== Your goal ==
Can you quote the lines below exactly, starting at the line with "Type out the text in this image." and going through the last one?

== Extracted records ==
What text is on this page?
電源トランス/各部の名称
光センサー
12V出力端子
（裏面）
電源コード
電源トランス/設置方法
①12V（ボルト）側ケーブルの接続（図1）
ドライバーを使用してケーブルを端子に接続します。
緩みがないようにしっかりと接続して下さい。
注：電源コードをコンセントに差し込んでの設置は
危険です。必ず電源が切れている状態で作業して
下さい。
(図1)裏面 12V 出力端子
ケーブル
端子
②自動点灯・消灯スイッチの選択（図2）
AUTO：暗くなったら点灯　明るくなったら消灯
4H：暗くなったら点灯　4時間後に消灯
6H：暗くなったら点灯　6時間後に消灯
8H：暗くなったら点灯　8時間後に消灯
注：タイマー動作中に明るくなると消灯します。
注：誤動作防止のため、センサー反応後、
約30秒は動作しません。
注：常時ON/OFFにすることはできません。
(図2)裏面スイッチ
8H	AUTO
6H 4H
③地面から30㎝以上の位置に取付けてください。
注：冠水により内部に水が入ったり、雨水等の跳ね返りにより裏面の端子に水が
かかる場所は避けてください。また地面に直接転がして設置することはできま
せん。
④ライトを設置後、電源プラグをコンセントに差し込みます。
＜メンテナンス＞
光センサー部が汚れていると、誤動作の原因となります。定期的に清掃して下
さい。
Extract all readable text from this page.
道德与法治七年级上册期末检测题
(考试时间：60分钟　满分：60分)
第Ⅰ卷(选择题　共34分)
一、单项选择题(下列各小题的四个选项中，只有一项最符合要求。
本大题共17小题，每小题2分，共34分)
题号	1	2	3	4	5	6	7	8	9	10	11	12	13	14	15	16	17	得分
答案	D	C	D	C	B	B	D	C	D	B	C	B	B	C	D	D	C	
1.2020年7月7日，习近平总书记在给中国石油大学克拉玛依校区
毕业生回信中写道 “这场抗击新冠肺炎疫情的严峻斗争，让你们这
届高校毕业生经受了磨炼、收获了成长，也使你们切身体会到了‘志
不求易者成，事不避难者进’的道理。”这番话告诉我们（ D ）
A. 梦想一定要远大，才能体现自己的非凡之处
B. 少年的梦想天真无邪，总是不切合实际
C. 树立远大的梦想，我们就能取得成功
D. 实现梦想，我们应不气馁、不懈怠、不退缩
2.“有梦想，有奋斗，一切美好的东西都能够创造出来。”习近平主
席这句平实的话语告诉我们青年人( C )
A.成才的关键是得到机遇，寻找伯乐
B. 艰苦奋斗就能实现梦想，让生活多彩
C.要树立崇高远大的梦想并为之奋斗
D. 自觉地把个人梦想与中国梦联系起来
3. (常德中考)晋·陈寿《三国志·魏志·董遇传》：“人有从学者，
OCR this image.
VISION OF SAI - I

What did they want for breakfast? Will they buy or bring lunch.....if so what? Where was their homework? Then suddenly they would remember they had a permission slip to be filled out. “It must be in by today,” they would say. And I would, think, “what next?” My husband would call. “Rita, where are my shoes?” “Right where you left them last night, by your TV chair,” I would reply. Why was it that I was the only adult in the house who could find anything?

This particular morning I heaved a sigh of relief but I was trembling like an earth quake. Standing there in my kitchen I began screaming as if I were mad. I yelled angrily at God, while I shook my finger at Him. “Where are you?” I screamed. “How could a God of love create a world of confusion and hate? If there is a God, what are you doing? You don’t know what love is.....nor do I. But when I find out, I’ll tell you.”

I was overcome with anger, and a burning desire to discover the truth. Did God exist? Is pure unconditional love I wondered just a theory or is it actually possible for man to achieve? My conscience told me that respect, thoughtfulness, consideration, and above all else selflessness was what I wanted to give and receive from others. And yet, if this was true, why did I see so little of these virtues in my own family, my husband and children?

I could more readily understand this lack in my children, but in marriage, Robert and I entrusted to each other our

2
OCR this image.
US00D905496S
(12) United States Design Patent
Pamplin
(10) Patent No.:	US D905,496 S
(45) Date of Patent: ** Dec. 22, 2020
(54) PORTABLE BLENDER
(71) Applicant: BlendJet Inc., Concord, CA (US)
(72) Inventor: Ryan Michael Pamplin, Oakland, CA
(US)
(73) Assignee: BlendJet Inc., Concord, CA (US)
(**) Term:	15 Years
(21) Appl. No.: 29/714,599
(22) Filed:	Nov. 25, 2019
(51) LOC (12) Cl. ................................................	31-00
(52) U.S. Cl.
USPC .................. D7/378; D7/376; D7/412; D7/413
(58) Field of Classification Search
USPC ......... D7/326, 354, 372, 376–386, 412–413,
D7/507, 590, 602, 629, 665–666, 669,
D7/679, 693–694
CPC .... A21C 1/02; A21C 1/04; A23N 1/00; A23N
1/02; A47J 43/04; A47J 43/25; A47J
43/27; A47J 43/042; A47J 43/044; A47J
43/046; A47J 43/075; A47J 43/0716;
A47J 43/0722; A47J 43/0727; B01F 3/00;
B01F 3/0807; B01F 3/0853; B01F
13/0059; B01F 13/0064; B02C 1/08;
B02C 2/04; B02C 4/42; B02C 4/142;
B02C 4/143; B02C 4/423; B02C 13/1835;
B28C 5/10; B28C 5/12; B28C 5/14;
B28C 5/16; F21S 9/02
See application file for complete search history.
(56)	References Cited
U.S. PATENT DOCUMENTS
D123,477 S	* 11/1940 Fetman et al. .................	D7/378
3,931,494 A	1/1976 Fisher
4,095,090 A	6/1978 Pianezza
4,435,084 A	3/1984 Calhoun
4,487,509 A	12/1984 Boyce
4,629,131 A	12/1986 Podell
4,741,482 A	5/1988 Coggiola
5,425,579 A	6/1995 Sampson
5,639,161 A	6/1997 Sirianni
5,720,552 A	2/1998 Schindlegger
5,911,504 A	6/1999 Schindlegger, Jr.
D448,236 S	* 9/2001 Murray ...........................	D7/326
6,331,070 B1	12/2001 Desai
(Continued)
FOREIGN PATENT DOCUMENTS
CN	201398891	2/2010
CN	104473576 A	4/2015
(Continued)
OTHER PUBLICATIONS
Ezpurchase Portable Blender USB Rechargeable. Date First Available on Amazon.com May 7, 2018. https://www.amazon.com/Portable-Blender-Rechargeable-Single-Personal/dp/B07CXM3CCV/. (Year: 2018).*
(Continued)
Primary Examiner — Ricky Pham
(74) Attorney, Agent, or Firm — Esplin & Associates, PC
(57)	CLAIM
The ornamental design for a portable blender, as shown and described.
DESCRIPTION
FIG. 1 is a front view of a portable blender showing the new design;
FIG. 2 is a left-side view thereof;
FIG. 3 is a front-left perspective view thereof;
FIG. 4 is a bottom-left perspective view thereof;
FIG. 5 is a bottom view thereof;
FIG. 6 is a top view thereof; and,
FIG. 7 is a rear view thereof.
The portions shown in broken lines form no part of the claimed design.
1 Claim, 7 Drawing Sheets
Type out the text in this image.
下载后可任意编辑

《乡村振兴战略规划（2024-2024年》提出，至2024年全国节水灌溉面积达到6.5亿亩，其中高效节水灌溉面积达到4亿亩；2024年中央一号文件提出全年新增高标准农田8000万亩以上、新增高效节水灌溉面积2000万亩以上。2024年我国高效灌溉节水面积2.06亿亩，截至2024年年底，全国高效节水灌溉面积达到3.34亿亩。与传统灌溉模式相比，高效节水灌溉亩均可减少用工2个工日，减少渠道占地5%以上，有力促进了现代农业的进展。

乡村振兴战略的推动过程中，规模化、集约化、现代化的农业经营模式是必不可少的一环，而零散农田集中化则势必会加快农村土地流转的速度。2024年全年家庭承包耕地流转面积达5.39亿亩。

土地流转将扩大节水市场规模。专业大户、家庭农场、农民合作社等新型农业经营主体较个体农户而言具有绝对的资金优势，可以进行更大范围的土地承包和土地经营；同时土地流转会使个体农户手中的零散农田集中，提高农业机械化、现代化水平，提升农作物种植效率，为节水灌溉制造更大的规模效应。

== Task answer ==
Type out the text in this image.
下载后可任意编辑

《乡村振兴战略规划（2024-2024年》提出，至2024年全国节水灌溉面积达到6.5亿亩，其中高效节水灌溉面积达到4亿亩；2024年中央一号文件提出全年新增高标准农田8000万亩以上、新增高效节水灌溉面积2000万亩以上。2024年我国高效灌溉节水面积2.06亿亩，截至2024年年底，全国高效节水灌溉面积达到3.34亿亩。与传统灌溉模式相比，高效节水灌溉亩均可减少用工2个工日，减少渠道占地5%以上，有力促进了现代农业的进展。

乡村振兴战略的推动过程中，规模化、集约化、现代化的农业经营模式是必不可少的一环，而零散农田集中化则势必会加快农村土地流转的速度。2024年全年家庭承包耕地流转面积达5.39亿亩。

土地流转将扩大节水市场规模。专业大户、家庭农场、农民合作社等新型农业经营主体较个体农户而言具有绝对的资金优势，可以进行更大范围的土地承包和土地经营；同时土地流转会使个体农户手中的零散农田集中，提高农业机械化、现代化水平，提升农作物种植效率，为节水灌溉制造更大的规模效应。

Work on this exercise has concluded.